* [Job]
Reproduce verbatim only the lines from the one containing "What's the underlying" through the last line below, both included.

◇ ◇ ◇

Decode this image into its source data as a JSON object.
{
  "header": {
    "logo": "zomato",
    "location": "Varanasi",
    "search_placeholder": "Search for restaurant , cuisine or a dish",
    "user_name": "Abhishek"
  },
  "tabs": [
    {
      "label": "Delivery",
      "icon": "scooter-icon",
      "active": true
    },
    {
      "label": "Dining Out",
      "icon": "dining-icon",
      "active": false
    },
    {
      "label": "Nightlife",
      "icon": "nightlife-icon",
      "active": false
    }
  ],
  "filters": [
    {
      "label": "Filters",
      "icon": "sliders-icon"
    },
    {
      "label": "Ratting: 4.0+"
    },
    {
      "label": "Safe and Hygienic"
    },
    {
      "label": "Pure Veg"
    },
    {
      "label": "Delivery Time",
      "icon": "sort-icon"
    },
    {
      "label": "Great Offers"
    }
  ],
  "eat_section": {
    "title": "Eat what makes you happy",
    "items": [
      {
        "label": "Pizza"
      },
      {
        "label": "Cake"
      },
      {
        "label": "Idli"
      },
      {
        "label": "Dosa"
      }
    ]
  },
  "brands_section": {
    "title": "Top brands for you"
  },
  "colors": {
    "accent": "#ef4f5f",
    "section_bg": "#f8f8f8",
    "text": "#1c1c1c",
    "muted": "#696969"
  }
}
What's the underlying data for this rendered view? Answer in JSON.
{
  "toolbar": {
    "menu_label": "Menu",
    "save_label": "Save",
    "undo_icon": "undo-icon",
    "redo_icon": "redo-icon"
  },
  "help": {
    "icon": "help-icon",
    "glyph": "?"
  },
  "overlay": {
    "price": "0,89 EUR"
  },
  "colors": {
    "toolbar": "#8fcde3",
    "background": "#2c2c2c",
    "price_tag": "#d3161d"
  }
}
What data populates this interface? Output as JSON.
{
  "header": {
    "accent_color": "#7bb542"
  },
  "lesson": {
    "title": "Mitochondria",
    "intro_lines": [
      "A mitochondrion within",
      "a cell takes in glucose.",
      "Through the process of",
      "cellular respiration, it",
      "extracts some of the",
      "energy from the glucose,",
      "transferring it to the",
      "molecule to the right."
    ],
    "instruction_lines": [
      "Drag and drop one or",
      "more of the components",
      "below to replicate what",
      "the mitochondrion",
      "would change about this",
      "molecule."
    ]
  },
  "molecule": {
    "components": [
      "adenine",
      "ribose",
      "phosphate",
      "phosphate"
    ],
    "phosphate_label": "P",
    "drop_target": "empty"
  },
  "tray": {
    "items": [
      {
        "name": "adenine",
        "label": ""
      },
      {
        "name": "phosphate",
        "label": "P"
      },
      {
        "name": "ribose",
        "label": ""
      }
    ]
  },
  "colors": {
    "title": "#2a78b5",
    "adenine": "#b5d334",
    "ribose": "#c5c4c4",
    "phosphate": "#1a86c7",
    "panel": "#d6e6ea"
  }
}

◇ ◇ ◇

* [Worked solution]
What's the underlying data for this rendered view? Answer in JSON.
{
  "toolbar": {
    "menu_label": "Menu",
    "save_label": "Save",
    "undo_icon": "undo-icon",
    "redo_icon": "redo-icon"
  },
  "help": {
    "icon": "help-icon",
    "glyph": "?"
  },
  "overlay": {
    "price": "0,89 EUR"
  },
  "colors": {
    "toolbar": "#8fcde3",
    "background": "#2c2c2c",
    "price_tag": "#d3161d"
  }
}
What data populates this interface? Output as JSON.
{
  "header": {
    "accent_color": "#7bb542"
  },
  "lesson": {
    "title": "Mitochondria",
    "intro_lines": [
      "A mitochondrion within",
      "a cell takes in glucose.",
      "Through the process of",
      "cellular respiration, it",
      "extracts some of the",
      "energy from the glucose,",
      "transferring it to the",
      "molecule to the right."
    ],
    "instruction_lines": [
      "Drag and drop one or",
      "more of the components",
      "below to replicate what",
      "the mitochondrion",
      "would change about this",
      "molecule."
    ]
  },
  "molecule": {
    "components": [
      "adenine",
      "ribose",
      "phosphate",
      "phosphate"
    ],
    "phosphate_label": "P",
    "drop_target": "empty"
  },
  "tray": {
    "items": [
      {
        "name": "adenine",
        "label": ""
      },
      {
        "name": "phosphate",
        "label": "P"
      },
      {
        "name": "ribose",
        "label": ""
      }
    ]
  },
  "colors": {
    "title": "#2a78b5",
    "adenine": "#b5d334",
    "ribose": "#c5c4c4",
    "phosphate": "#1a86c7",
    "panel": "#d6e6ea"
  }
}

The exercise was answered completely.